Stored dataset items
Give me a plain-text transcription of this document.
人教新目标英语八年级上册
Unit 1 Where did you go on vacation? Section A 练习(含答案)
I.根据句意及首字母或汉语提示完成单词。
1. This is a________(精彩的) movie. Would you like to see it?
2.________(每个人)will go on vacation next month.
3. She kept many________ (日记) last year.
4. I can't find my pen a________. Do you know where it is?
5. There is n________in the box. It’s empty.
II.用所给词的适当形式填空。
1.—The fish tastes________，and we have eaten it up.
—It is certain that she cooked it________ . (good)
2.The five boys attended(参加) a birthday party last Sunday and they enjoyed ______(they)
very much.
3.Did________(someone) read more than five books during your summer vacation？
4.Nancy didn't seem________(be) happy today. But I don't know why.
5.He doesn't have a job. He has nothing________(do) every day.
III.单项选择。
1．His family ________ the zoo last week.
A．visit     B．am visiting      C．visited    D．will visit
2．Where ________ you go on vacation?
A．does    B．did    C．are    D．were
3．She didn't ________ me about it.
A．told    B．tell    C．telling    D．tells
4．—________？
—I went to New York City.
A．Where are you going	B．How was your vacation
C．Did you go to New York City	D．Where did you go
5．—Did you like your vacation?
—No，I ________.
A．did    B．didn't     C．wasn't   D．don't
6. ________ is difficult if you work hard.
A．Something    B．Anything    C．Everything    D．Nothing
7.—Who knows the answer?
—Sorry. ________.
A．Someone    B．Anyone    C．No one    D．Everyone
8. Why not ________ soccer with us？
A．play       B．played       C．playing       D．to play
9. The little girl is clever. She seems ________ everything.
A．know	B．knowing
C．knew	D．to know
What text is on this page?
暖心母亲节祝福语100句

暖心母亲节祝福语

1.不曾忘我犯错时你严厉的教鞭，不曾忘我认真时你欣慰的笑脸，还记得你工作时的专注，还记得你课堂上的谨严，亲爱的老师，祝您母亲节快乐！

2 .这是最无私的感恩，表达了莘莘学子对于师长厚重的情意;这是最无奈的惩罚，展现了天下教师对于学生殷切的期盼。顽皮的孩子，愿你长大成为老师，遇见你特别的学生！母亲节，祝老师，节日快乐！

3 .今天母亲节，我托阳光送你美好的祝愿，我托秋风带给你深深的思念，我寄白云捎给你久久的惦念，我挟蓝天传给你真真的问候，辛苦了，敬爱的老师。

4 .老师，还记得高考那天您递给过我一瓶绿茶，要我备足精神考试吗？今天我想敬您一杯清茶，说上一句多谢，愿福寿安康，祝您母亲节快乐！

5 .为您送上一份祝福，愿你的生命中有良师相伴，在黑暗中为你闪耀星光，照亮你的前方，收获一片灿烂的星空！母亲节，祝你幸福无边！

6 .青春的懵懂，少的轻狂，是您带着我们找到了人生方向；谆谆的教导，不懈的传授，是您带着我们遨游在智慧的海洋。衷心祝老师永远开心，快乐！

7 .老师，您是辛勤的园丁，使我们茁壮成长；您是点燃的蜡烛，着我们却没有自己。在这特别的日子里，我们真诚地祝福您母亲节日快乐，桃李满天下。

--- Problem to solve ---
Give back exactly the lines running from the line containing "What text is on this page?" through the end of the material above, both included, and nothing beyond them.

--- Solved exercise ---
What text is on this page?
暖心母亲节祝福语100句

暖心母亲节祝福语

1.不曾忘我犯错时你严厉的教鞭，不曾忘我认真时你欣慰的笑脸，还记得你工作时的专注，还记得你课堂上的谨严，亲爱的老师，祝您母亲节快乐！

2 .这是最无私的感恩，表达了莘莘学子对于师长厚重的情意;这是最无奈的惩罚，展现了天下教师对于学生殷切的期盼。顽皮的孩子，愿你长大成为老师，遇见你特别的学生！母亲节，祝老师，节日快乐！

3 .今天母亲节，我托阳光送你美好的祝愿，我托秋风带给你深深的思念，我寄白云捎给你久久的惦念，我挟蓝天传给你真真的问候，辛苦了，敬爱的老师。

4 .老师，还记得高考那天您递给过我一瓶绿茶，要我备足精神考试吗？今天我想敬您一杯清茶，说上一句多谢，愿福寿安康，祝您母亲节快乐！

5 .为您送上一份祝福，愿你的生命中有良师相伴，在黑暗中为你闪耀星光，照亮你的前方，收获一片灿烂的星空！母亲节，祝你幸福无边！

6 .青春的懵懂，少的轻狂，是您带着我们找到了人生方向；谆谆的教导，不懈的传授，是您带着我们遨游在智慧的海洋。衷心祝老师永远开心，快乐！

7 .老师，您是辛勤的园丁，使我们茁壮成长；您是点燃的蜡烛，着我们却没有自己。在这特别的日子里，我们真诚地祝福您母亲节日快乐，桃李满天下。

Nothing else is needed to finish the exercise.